**ENTRIES SHOWN:**
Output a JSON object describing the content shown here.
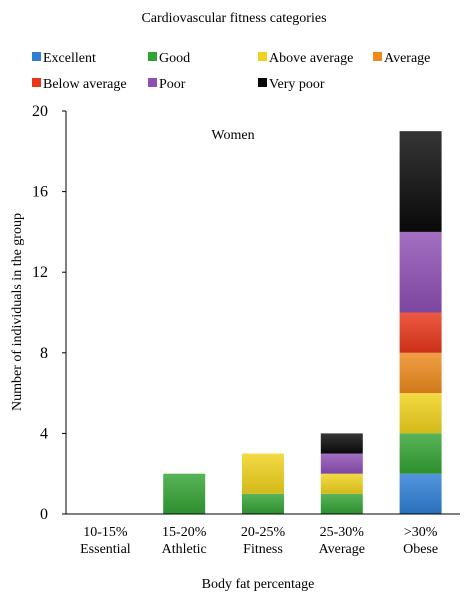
{
  "chart_data": {
    "type": "bar",
    "stacked": true,
    "legend_title": "Cardiovascular fitness categories",
    "annotation": "Women",
    "xlabel": "Body fat percentage",
    "ylabel": "Number of individuals in the group",
    "ylim": [
      0,
      20
    ],
    "yticks": [
      0,
      4,
      8,
      12,
      16,
      20
    ],
    "grid": false,
    "legend_position": "top",
    "categories": [
      [
        "10-15%",
        "Essential"
      ],
      [
        "15-20%",
        "Athletic"
      ],
      [
        "20-25%",
        "Fitness"
      ],
      [
        "25-30%",
        "Average"
      ],
      [
        ">30%",
        "Obese"
      ]
    ],
    "series": [
      {
        "name": "Excellent",
        "color": "#2f7fd6",
        "values": [
          0,
          0,
          0,
          0,
          2
        ]
      },
      {
        "name": "Good",
        "color": "#33a334",
        "values": [
          0,
          2,
          1,
          1,
          2
        ]
      },
      {
        "name": "Above average",
        "color": "#f0d21c",
        "values": [
          0,
          0,
          2,
          1,
          2
        ]
      },
      {
        "name": "Average",
        "color": "#ee8a1c",
        "values": [
          0,
          0,
          0,
          0,
          2
        ]
      },
      {
        "name": "Below average",
        "color": "#e8361a",
        "values": [
          0,
          0,
          0,
          0,
          2
        ]
      },
      {
        "name": "Poor",
        "color": "#8e4fb5",
        "values": [
          0,
          0,
          0,
          1,
          4
        ]
      },
      {
        "name": "Very poor",
        "color": "#0a0a0a",
        "values": [
          0,
          0,
          0,
          1,
          5
        ]
      }
    ]
  }
}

**STATED GOAL:**
Go through the material line by line. Show each line that contains the string "name".

**RESPONSE BELOW:**
        "name": "Excellent",
        "name": "Good",
        "name": "Above average",
        "name": "Average",
        "name": "Below average",
        "name": "Poor",
        "name": "Very poor",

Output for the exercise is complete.